> _Given request_:
Exactly reproduce each entry, leaving out nothing.

> _Input_:

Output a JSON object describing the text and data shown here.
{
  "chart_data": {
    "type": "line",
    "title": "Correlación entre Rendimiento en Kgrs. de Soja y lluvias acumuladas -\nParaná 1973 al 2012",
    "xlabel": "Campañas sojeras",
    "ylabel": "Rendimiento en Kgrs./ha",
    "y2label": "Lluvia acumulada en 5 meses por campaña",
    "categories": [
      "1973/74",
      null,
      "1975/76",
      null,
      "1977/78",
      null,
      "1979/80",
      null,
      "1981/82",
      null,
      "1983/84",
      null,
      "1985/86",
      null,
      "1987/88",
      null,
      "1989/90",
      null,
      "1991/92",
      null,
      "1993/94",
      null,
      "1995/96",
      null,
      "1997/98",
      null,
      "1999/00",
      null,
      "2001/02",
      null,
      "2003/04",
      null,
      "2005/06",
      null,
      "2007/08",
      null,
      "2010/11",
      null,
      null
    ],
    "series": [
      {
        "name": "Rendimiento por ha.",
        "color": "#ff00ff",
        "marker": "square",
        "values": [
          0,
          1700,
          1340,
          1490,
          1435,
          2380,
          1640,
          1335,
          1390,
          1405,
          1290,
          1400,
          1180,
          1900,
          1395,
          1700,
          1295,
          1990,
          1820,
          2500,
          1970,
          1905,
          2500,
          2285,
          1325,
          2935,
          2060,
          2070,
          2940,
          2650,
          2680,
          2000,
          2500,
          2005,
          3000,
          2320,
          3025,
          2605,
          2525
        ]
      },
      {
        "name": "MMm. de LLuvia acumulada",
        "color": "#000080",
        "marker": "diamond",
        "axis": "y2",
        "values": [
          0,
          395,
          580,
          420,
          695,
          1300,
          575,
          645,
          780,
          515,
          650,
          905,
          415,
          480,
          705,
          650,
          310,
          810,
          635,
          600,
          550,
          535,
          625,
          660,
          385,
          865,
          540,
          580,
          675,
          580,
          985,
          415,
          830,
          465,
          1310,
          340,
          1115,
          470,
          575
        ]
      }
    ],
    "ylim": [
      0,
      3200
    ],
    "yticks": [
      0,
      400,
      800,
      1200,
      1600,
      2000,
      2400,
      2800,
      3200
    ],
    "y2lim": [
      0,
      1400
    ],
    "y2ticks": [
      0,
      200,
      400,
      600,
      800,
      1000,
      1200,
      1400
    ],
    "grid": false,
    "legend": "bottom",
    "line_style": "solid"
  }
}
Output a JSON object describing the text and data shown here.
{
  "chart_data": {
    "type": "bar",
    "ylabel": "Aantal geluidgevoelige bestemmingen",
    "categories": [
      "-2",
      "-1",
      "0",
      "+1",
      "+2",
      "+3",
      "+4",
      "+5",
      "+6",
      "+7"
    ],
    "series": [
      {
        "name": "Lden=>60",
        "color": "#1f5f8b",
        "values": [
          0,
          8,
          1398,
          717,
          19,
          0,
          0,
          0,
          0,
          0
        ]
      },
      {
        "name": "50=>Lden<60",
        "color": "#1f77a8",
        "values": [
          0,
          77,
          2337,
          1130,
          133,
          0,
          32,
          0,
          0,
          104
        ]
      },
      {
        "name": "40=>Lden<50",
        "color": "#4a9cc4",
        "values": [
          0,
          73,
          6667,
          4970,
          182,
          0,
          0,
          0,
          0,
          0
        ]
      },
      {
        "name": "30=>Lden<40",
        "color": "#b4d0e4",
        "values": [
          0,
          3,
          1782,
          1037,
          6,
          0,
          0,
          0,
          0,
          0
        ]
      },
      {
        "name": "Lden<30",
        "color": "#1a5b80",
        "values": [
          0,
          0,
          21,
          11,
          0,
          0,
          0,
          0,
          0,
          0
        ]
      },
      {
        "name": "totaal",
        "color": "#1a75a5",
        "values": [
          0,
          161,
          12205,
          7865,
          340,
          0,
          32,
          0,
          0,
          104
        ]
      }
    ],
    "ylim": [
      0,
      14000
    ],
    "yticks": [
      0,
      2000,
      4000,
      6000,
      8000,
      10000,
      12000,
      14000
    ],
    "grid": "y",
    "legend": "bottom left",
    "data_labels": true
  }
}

> _Solution to this exercise_:
Output a JSON object describing the text and data shown here.
{
  "chart_data": {
    "type": "line",
    "title": "Correlación entre Rendimiento en Kgrs. de Soja y lluvias acumuladas -\nParaná 1973 al 2012",
    "xlabel": "Campañas sojeras",
    "ylabel": "Rendimiento en Kgrs./ha",
    "y2label": "Lluvia acumulada en 5 meses por campaña",
    "categories": [
      "1973/74",
      null,
      "1975/76",
      null,
      "1977/78",
      null,
      "1979/80",
      null,
      "1981/82",
      null,
      "1983/84",
      null,
      "1985/86",
      null,
      "1987/88",
      null,
      "1989/90",
      null,
      "1991/92",
      null,
      "1993/94",
      null,
      "1995/96",
      null,
      "1997/98",
      null,
      "1999/00",
      null,
      "2001/02",
      null,
      "2003/04",
      null,
      "2005/06",
      null,
      "2007/08",
      null,
      "2010/11",
      null,
      null
    ],
    "series": [
      {
        "name": "Rendimiento por ha.",
        "color": "#ff00ff",
        "marker": "square",
        "values": [
          0,
          1700,
          1340,
          1490,
          1435,
          2380,
          1640,
          1335,
          1390,
          1405,
          1290,
          1400,
          1180,
          1900,
          1395,
          1700,
          1295,
          1990,
          1820,
          2500,
          1970,
          1905,
          2500,
          2285,
          1325,
          2935,
          2060,
          2070,
          2940,
          2650,
          2680,
          2000,
          2500,
          2005,
          3000,
          2320,
          3025,
          2605,
          2525
        ]
      },
      {
        "name": "MMm. de LLuvia acumulada",
        "color": "#000080",
        "marker": "diamond",
        "axis": "y2",
        "values": [
          0,
          395,
          580,
          420,
          695,
          1300,
          575,
          645,
          780,
          515,
          650,
          905,
          415,
          480,
          705,
          650,
          310,
          810,
          635,
          600,
          550,
          535,
          625,
          660,
          385,
          865,
          540,
          580,
          675,
          580,
          985,
          415,
          830,
          465,
          1310,
          340,
          1115,
          470,
          575
        ]
      }
    ],
    "ylim": [
      0,
      3200
    ],
    "yticks": [
      0,
      400,
      800,
      1200,
      1600,
      2000,
      2400,
      2800,
      3200
    ],
    "y2lim": [
      0,
      1400
    ],
    "y2ticks": [
      0,
      200,
      400,
      600,
      800,
      1000,
      1200,
      1400
    ],
    "grid": false,
    "legend": "bottom",
    "line_style": "solid"
  }
}
Output a JSON object describing the text and data shown here.
{
  "chart_data": {
    "type": "bar",
    "ylabel": "Aantal geluidgevoelige bestemmingen",
    "categories": [
      "-2",
      "-1",
      "0",
      "+1",
      "+2",
      "+3",
      "+4",
      "+5",
      "+6",
      "+7"
    ],
    "series": [
      {
        "name": "Lden=>60",
        "color": "#1f5f8b",
        "values": [
          0,
          8,
          1398,
          717,
          19,
          0,
          0,
          0,
          0,
          0
        ]
      },
      {
        "name": "50=>Lden<60",
        "color": "#1f77a8",
        "values": [
          0,
          77,
          2337,
          1130,
          133,
          0,
          32,
          0,
          0,
          104
        ]
      },
      {
        "name": "40=>Lden<50",
        "color": "#4a9cc4",
        "values": [
          0,
          73,
          6667,
          4970,
          182,
          0,
          0,
          0,
          0,
          0
        ]
      },
      {
        "name": "30=>Lden<40",
        "color": "#b4d0e4",
        "values": [
          0,
          3,
          1782,
          1037,
          6,
          0,
          0,
          0,
          0,
          0
        ]
      },
      {
        "name": "Lden<30",
        "color": "#1a5b80",
        "values": [
          0,
          0,
          21,
          11,
          0,
          0,
          0,
          0,
          0,
          0
        ]
      },
      {
        "name": "totaal",
        "color": "#1a75a5",
        "values": [
          0,
          161,
          12205,
          7865,
          340,
          0,
          32,
          0,
          0,
          104
        ]
      }
    ],
    "ylim": [
      0,
      14000
    ],
    "yticks": [
      0,
      2000,
      4000,
      6000,
      8000,
      10000,
      12000,
      14000
    ],
    "grid": "y",
    "legend": "bottom left",
    "data_labels": true
  }
}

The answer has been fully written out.